▶ **Exercise task**
Where a line below holds the string "localhost", copy that line.
++++ Records to process ++++
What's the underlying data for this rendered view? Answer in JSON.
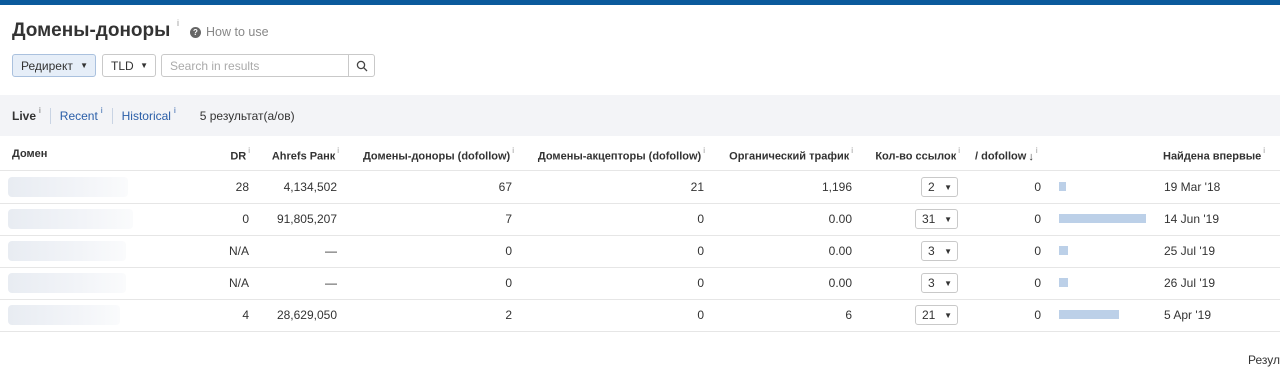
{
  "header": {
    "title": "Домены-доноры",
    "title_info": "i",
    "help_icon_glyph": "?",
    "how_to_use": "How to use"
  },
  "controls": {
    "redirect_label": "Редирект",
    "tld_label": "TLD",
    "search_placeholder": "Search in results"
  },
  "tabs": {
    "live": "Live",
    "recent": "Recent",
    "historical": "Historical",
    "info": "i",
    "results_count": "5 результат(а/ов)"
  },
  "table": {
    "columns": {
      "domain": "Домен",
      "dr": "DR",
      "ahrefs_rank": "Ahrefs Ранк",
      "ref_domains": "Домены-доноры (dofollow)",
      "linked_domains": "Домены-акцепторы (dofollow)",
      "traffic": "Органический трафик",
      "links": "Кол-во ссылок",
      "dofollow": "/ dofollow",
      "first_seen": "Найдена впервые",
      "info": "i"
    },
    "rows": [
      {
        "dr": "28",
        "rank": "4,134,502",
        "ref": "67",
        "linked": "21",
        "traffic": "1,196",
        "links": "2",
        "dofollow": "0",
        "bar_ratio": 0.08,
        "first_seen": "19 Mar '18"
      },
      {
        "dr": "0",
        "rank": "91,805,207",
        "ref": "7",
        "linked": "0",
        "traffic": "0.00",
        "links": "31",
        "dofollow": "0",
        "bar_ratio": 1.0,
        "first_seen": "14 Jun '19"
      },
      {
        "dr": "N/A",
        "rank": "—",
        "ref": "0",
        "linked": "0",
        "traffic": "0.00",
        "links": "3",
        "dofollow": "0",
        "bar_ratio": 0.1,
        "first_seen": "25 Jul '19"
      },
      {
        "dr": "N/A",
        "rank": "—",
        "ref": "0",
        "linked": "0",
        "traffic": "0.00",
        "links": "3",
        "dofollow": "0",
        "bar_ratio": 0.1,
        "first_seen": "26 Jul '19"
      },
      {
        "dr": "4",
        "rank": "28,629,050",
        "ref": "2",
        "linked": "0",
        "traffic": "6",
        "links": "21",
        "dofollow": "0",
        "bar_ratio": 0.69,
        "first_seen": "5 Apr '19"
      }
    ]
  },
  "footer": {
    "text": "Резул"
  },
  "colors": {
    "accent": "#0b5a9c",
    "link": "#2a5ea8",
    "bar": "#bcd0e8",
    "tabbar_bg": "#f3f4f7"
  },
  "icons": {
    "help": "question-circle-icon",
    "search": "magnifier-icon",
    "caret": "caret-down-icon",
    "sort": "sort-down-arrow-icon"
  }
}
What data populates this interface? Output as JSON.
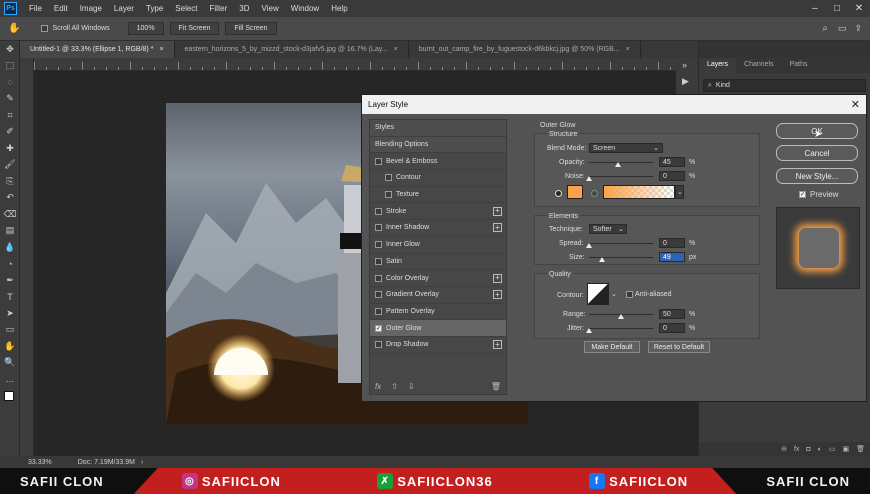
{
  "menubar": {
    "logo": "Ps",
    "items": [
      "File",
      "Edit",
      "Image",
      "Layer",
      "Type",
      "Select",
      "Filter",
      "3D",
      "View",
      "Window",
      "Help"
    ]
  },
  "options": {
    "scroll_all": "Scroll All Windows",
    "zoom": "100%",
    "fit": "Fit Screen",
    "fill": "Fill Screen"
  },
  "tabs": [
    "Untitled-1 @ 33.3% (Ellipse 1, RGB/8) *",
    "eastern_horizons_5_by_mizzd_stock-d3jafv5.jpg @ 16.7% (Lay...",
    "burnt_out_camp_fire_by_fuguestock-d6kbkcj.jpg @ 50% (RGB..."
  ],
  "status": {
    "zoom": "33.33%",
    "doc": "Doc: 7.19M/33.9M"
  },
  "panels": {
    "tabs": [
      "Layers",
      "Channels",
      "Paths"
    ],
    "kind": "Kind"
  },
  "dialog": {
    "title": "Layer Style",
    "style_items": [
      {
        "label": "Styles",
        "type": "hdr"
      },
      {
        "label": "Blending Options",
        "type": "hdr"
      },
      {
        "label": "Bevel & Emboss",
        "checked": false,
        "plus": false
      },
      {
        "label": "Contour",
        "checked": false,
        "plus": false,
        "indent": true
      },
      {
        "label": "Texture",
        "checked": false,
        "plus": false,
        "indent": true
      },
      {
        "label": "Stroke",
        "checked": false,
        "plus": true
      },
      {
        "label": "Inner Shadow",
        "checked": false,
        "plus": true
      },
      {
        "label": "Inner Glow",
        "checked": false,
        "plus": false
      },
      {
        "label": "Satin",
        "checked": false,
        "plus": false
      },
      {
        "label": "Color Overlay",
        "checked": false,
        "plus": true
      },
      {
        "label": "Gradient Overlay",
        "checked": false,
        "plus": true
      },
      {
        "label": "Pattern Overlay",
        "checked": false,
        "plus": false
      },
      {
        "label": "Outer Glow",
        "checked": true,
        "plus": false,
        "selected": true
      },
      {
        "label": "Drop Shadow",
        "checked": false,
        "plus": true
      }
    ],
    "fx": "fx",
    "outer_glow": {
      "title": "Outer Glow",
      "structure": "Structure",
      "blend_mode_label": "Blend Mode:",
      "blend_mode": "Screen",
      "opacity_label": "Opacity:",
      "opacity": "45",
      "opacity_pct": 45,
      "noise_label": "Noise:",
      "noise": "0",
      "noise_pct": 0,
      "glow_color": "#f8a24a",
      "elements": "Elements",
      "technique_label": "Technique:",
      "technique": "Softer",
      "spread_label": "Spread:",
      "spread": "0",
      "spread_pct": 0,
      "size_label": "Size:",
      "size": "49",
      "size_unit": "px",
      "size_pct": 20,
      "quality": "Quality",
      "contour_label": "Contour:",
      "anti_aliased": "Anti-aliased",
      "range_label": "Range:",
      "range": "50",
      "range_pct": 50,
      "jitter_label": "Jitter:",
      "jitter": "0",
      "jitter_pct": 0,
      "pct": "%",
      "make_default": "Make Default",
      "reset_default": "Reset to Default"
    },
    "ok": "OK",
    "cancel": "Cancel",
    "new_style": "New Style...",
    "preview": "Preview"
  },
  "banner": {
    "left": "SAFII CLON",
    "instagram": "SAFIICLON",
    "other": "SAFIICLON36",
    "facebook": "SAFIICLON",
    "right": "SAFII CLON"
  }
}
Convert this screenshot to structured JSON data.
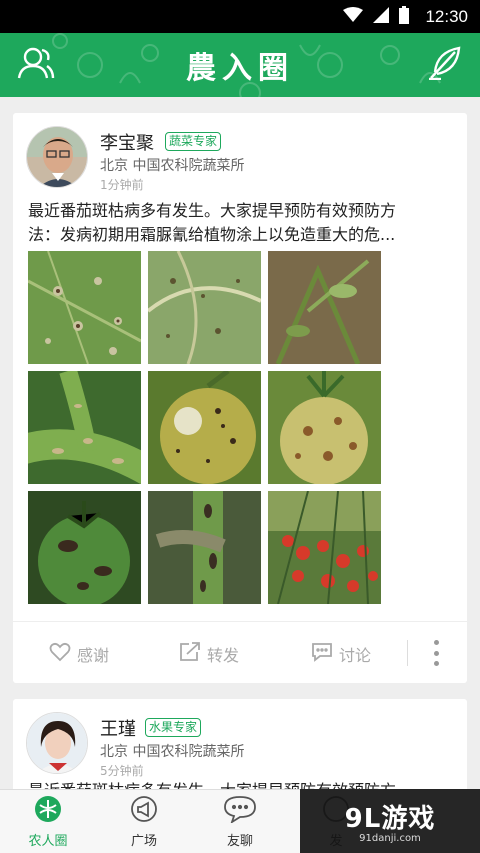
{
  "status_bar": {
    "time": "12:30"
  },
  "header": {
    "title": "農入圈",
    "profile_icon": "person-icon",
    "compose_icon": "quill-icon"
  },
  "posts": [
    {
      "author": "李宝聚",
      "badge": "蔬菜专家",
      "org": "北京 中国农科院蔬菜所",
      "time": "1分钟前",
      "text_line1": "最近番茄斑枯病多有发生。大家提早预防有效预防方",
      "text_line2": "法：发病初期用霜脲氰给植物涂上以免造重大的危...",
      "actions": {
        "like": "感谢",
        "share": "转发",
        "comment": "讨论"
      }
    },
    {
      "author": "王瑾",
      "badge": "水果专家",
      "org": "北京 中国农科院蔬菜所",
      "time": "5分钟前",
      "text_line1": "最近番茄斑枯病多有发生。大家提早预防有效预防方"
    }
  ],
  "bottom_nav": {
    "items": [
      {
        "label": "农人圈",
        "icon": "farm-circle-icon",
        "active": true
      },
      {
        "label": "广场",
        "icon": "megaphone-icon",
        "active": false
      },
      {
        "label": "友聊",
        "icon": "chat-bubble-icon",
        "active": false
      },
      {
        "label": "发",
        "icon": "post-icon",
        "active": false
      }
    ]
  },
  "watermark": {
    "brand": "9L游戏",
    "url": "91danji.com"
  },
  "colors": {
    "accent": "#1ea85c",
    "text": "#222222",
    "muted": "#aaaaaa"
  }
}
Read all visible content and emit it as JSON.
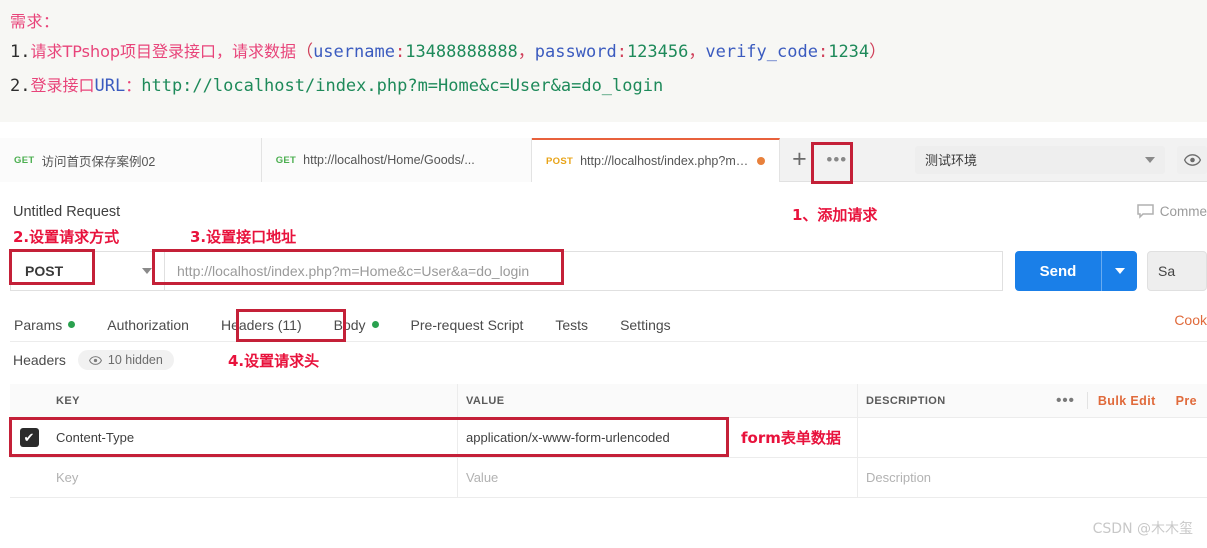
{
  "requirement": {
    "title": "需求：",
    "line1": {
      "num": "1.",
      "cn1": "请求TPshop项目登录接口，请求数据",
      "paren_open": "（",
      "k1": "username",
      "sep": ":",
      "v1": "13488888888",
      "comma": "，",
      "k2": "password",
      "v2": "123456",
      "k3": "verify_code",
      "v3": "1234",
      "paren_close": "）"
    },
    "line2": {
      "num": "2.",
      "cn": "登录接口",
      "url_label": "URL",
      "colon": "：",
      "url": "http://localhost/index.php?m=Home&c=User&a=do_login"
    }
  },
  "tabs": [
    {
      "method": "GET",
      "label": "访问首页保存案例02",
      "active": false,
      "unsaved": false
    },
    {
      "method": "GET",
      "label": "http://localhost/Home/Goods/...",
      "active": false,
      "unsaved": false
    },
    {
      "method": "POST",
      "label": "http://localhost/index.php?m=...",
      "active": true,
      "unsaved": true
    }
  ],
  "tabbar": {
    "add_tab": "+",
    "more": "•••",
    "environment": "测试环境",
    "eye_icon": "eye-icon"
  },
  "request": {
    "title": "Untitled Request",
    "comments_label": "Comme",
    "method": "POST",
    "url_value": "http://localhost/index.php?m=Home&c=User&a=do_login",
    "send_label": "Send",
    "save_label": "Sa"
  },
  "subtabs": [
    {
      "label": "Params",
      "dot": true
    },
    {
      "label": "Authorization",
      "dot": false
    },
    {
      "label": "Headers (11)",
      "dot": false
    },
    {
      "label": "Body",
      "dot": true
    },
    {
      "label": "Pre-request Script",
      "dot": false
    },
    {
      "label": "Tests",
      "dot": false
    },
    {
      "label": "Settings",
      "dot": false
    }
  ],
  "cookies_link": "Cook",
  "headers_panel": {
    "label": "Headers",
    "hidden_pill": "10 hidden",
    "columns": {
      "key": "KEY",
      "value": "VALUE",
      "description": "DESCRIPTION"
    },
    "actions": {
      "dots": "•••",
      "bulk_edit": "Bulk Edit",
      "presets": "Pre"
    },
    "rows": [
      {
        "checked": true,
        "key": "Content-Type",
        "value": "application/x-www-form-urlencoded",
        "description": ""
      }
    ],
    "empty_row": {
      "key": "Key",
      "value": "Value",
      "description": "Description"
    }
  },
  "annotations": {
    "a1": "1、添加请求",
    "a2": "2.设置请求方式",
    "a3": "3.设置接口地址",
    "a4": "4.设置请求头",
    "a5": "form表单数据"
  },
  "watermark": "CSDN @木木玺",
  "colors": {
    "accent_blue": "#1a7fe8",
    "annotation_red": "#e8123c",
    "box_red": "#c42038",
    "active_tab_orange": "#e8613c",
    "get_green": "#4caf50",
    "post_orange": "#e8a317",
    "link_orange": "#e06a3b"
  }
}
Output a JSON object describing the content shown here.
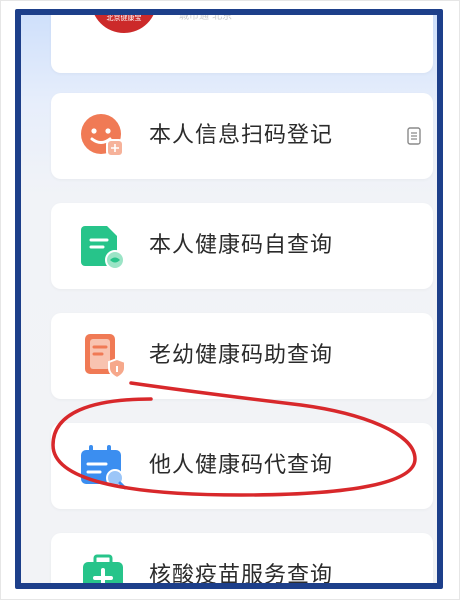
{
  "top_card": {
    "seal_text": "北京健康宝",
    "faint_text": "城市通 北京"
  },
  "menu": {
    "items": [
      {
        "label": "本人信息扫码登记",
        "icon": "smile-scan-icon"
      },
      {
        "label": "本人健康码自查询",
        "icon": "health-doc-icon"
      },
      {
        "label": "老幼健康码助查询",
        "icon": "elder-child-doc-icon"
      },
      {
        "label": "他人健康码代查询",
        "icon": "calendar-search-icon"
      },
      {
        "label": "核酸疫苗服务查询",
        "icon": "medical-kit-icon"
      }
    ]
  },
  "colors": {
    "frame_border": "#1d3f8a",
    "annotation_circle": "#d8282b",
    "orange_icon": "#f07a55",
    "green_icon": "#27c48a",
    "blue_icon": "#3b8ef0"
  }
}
++++
▶ **Final result**
      "url": "http://localhost/index.php?m=Home&c=User&a=do_login"
      "label": "http://localhost/Home/Goods/...",
      "label": "http://localhost/index.php?m=...",
    "url_value": "http://localhost/index.php?m=Home&c=User&a=do_login",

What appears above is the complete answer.